- DIRECTIONS
Quote every line as given.

- Items from a data source
START

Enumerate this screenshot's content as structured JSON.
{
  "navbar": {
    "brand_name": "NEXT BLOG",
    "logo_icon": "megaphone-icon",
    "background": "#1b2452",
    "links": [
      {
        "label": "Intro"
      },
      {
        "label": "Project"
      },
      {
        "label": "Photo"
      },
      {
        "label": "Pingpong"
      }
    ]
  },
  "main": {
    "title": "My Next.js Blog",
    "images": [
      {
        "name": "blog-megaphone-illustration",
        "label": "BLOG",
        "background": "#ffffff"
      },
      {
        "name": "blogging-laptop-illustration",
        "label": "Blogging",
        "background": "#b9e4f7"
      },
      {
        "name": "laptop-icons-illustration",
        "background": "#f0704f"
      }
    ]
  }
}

END

- RESULT FOR THIS TASK
Enumerate this screenshot's content as structured JSON.
{
  "navbar": {
    "brand_name": "NEXT BLOG",
    "logo_icon": "megaphone-icon",
    "background": "#1b2452",
    "links": [
      {
        "label": "Intro"
      },
      {
        "label": "Project"
      },
      {
        "label": "Photo"
      },
      {
        "label": "Pingpong"
      }
    ]
  },
  "main": {
    "title": "My Next.js Blog",
    "images": [
      {
        "name": "blog-megaphone-illustration",
        "label": "BLOG",
        "background": "#ffffff"
      },
      {
        "name": "blogging-laptop-illustration",
        "label": "Blogging",
        "background": "#b9e4f7"
      },
      {
        "name": "laptop-icons-illustration",
        "background": "#f0704f"
      }
    ]
  }
}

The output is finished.